JOB - Scan the records and identify every line in which the string "procesu" occurs, then return those lines.

____ DATA FOR THE TASK

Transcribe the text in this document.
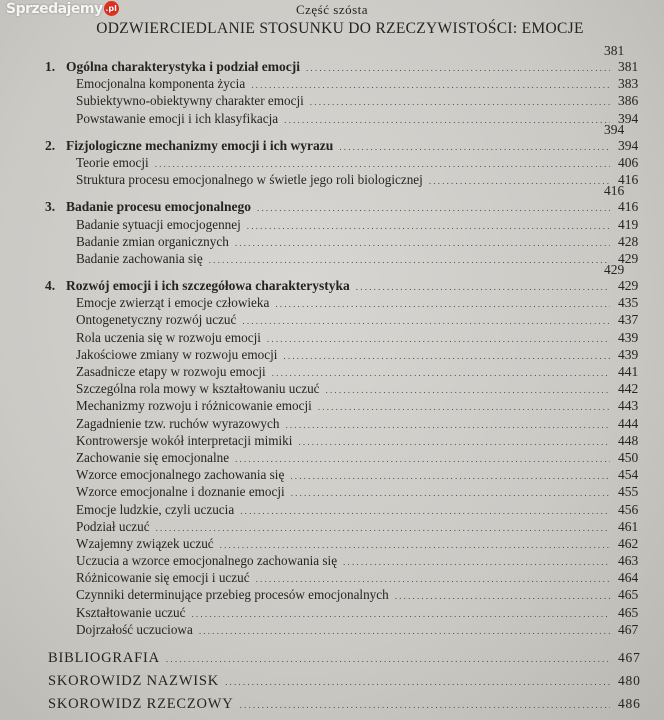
Część szósta
ODZWIERCIEDLANIE STOSUNKU DO RZECZYWISTOŚCI: EMOCJE
381
1. Ogólna charakterystyka i podział emocji .....	381
Emocjonalna komponenta życia .....	383
Subiektywno-obiektywny charakter emocji .....	386
Powstawanie emocji i ich klasyfikacja .....	394
394
2. Fizjologiczne mechanizmy emocji i ich wyrazu .....	394
Teorie emocji .....	406
Struktura procesu emocjonalnego w świetle jego roli biologicznej .....	416
416
3. Badanie procesu emocjonalnego .....	416
Badanie sytuacji emocjogennej .....	419
Badanie zmian organicznych .....	428
Badanie zachowania się .....	429
429
4. Rozwój emocji i ich szczegółowa charakterystyka .....	429
Emocje zwierząt i emocje człowieka .....	435
Ontogenetyczny rozwój uczuć .....	437
Rola uczenia się w rozwoju emocji .....	439
Jakościowe zmiany w rozwoju emocji .....	439
Zasadnicze etapy w rozwoju emocji .....	441
Szczególna rola mowy w kształtowaniu uczuć .....	442
Mechanizmy rozwoju i różnicowanie emocji .....	443
Zagadnienie tzw. ruchów wyrazowych .....	444
Kontrowersje wokół interpretacji mimiki .....	448
Zachowanie się emocjonalne .....	450
Wzorce emocjonalnego zachowania się .....	454
Wzorce emocjonalne i doznanie emocji .....	455
Emocje ludzkie, czyli uczucia .....	456
Podział uczuć .....	461
Wzajemny związek uczuć .....	462
Uczucia a wzorce emocjonalnego zachowania się .....	463
Różnicowanie się emocji i uczuć .....	464
Czynniki determinujące przebieg procesów emocjonalnych .....	465
Kształtowanie uczuć .....	465
Dojrzałość uczuciowa .....	467
BIBLIOGRAFIA .....	467
SKOROWIDZ NAZWISK .....	480
SKOROWIDZ RZECZOWY .....	486
Sprzedajemy .pl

________

ANSWER FOR THIS EXERCISE -
Struktura procesu emocjonalnego w świetle jego roli biologicznej .....	416
3. Badanie procesu emocjonalnego .....	416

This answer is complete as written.